§ Supplied data:
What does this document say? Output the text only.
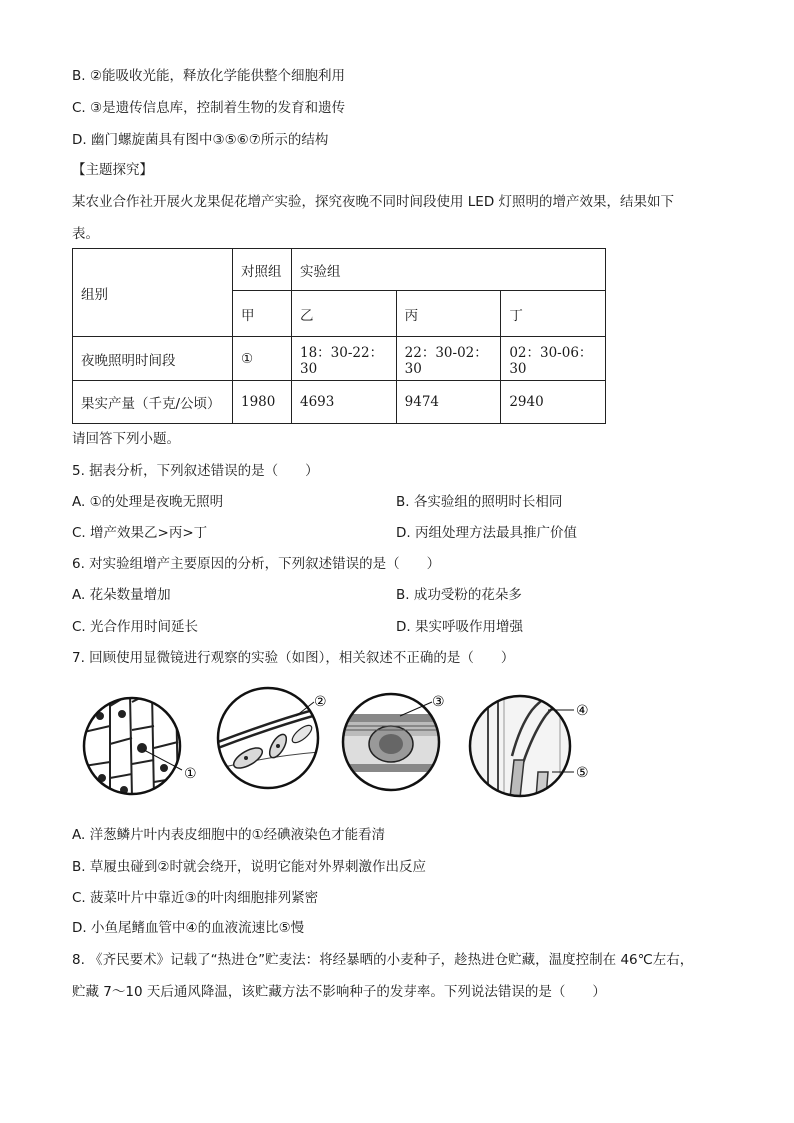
B. ②能吸收光能，释放化学能供整个细胞利用
C. ③是遗传信息库，控制着生物的发育和遗传
D. 幽门螺旋菌具有图中③⑤⑥⑦所示的结构
【主题探究】
某农业合作社开展火龙果促花增产实验，探究夜晚不同时间段使用 LED 灯照明的增产效果，结果如下
表。
组别	对照组	实验组		
	甲	乙	丙	丁
夜晚照明时间段	①	18：30-22：30	22：30-02：30	02：30-06：30
果实产量（千克/公顷）	1980	4693	9474	2940
请回答下列小题。
5. 据表分析，下列叙述错误的是（　　）
A. ①的处理是夜晚无照明	B. 各实验组的照明时长相同
C. 增产效果乙>丙>丁	D. 丙组处理方法最具推广价值
6. 对实验组增产主要原因的分析，下列叙述错误的是（　　）
A. 花朵数量增加	B. 成功受粉的花朵多
C. 光合作用时间延长	D. 果实呼吸作用增强
7. 回顾使用显微镜进行观察的实验（如图），相关叙述不正确的是（　　）
①
②	③
④
⑤
A. 洋葱鳞片叶内表皮细胞中的①经碘液染色才能看清
B. 草履虫碰到②时就会绕开，说明它能对外界刺激作出反应
C. 菠菜叶片中靠近③的叶肉细胞排列紧密
D. 小鱼尾鳍血管中④的血液流速比⑤慢
8. 《齐民要术》记载了“热进仓”贮麦法：将经暴晒的小麦种子，趁热进仓贮藏，温度控制在 46℃左右，
贮藏 7～10 天后通风降温，该贮藏方法不影响种子的发芽率。下列说法错误的是（　　）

§ Set exercise: Select every line where the word "下列叙述错误的是" occurs.

§ Answer to the exercise:
5. 据表分析，下列叙述错误的是（　　）
6. 对实验组增产主要原因的分析，下列叙述错误的是（　　）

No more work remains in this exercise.